Problem to solve. From the material below, reproduce everything from the line containing "x-tick-label: 2000 bbox=[245, 348, 276, 364]" down to the line containing "series-layer bbox=[92, 44, 414, 150]". Switch "x-tick-label" to "x-axis-tick" and leave all else unchanged.

--- begin Records to process ---

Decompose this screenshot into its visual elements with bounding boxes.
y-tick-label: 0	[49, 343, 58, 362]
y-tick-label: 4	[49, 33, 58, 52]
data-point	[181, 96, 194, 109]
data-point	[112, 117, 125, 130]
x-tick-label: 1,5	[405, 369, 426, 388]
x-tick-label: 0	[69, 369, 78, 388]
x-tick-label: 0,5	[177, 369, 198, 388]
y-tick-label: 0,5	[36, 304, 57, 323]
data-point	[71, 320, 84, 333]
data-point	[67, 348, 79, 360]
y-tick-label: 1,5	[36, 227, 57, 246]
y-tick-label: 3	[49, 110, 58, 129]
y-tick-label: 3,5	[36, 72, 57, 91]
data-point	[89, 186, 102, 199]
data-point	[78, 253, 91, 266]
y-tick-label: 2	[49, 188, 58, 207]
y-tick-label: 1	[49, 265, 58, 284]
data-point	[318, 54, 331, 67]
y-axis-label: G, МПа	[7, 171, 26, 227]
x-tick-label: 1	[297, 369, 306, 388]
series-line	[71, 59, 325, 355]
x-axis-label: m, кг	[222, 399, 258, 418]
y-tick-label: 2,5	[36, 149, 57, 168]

--- end Records to process ---
--- begin Records to process ---

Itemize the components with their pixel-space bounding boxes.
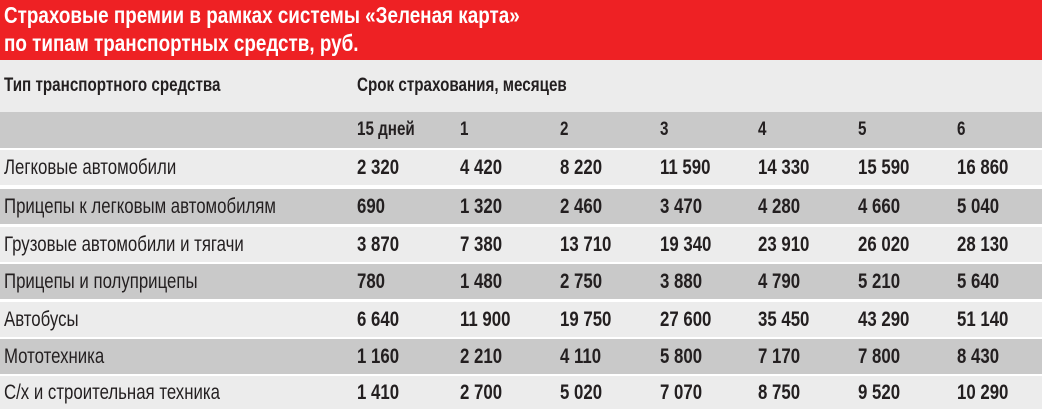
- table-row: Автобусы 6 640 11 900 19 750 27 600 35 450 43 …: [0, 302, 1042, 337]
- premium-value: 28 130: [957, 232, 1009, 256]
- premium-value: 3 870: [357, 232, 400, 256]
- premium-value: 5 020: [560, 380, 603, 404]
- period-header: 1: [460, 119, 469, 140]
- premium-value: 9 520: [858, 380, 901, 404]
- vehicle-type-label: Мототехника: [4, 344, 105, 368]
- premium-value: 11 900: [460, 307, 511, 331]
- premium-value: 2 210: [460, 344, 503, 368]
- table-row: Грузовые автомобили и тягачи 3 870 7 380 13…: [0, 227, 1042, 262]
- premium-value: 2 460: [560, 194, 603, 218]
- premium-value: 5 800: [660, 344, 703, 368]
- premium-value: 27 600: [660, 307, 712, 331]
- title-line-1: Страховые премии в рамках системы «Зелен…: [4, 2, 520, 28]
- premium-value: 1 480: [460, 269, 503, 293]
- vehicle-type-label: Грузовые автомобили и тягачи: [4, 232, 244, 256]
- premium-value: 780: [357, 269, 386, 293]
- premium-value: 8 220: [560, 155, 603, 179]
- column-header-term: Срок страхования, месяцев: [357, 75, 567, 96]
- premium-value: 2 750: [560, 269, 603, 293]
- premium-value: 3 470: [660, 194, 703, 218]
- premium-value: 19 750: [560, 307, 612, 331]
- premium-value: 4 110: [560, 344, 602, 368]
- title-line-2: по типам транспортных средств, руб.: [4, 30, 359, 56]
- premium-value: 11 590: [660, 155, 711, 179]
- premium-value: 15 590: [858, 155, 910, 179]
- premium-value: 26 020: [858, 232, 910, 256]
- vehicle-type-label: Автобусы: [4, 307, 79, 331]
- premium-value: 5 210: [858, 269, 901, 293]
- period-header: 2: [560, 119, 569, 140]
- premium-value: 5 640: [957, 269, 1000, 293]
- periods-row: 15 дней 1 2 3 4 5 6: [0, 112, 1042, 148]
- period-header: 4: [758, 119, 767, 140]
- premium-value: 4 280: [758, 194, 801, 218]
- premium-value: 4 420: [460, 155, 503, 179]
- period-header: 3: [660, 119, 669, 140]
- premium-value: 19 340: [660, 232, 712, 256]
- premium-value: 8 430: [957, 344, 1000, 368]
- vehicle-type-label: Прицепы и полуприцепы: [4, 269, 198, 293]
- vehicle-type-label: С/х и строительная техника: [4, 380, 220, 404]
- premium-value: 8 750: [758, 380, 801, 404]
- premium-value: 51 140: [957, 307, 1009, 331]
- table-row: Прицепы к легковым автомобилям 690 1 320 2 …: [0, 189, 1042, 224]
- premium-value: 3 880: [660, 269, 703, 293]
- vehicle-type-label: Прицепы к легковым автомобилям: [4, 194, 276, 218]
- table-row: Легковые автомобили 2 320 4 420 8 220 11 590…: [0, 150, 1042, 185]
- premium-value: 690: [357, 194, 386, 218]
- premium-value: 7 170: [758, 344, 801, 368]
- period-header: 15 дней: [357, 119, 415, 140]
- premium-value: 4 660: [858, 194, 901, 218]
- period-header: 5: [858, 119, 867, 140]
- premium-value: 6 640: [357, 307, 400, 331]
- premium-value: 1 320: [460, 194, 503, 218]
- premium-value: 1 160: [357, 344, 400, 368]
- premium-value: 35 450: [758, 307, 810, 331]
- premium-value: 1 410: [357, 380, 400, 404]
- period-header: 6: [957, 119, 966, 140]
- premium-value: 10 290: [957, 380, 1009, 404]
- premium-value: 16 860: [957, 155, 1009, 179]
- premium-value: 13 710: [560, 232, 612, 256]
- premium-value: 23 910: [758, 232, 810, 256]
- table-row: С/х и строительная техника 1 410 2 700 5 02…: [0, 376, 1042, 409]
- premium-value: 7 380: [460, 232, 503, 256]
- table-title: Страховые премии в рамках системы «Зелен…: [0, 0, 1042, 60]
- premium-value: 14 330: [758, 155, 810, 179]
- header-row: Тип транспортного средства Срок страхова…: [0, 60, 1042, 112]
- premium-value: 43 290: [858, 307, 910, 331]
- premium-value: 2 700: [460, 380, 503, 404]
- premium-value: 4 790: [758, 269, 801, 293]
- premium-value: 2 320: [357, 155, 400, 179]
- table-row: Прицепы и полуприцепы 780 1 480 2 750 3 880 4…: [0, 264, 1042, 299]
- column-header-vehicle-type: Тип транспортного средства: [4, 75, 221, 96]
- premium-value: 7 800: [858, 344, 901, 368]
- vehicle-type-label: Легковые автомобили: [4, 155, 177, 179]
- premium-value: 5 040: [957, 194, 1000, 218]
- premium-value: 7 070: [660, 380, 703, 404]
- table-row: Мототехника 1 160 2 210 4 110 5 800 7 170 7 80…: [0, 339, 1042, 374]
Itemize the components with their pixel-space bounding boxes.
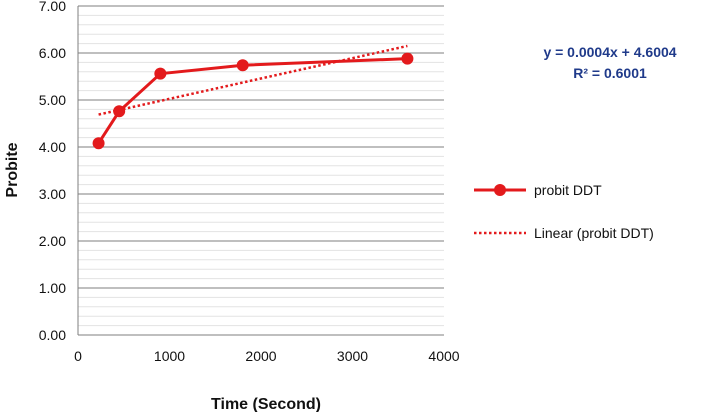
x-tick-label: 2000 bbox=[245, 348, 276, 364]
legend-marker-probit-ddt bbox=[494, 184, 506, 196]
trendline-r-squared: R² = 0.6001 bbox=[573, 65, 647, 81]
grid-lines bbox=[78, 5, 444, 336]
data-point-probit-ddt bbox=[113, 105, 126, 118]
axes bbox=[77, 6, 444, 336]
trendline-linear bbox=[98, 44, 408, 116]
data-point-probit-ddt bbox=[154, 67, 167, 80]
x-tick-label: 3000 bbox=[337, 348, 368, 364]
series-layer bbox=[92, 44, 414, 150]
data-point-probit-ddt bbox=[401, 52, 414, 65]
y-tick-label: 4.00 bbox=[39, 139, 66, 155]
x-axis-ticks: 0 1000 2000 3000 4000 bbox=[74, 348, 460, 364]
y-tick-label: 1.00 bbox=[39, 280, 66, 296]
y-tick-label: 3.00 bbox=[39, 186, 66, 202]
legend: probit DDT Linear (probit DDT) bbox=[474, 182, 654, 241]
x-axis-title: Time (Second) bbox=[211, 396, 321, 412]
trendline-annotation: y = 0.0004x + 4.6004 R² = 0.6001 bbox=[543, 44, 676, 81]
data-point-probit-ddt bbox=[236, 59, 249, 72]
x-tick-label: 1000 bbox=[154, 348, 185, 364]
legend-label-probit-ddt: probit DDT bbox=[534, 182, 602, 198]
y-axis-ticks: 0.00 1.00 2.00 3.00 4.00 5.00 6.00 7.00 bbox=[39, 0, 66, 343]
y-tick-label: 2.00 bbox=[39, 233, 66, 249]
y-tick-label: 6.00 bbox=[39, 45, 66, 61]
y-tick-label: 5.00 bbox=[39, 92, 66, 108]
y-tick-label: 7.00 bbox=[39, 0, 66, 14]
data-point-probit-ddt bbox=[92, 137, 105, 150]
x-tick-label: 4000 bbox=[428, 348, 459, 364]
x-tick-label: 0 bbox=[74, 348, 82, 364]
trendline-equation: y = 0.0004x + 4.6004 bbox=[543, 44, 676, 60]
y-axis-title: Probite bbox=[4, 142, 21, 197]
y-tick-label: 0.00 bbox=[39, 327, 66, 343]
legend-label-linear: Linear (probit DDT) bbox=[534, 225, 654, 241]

--- end Records to process ---
--- begin Records to process ---

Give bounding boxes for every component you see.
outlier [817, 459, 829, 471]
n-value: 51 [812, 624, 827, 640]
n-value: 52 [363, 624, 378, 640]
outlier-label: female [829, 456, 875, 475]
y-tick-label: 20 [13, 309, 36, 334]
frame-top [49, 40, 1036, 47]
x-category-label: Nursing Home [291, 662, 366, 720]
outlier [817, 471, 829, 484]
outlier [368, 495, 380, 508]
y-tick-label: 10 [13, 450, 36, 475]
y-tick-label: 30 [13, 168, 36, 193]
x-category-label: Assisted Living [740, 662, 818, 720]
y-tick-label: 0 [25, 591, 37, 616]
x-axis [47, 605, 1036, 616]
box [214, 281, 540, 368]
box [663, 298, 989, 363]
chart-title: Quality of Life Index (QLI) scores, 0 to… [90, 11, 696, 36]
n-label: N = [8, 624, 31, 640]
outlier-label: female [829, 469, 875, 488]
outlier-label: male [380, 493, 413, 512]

--- end Records to process ---

Correct result.
x-axis-tick: 2000 bbox=[245, 348, 276, 364]
legend-marker-probit-ddt bbox=[494, 184, 506, 196]
trendline-r-squared: R² = 0.6001 bbox=[573, 65, 647, 81]
grid-lines bbox=[78, 5, 444, 336]
data-point-probit-ddt bbox=[113, 105, 126, 118]
axes bbox=[77, 6, 444, 336]
trendline-linear bbox=[98, 44, 408, 116]
data-point-probit-ddt bbox=[154, 67, 167, 80]
x-axis-tick: 3000 bbox=[337, 348, 368, 364]
series-layer bbox=[92, 44, 414, 150]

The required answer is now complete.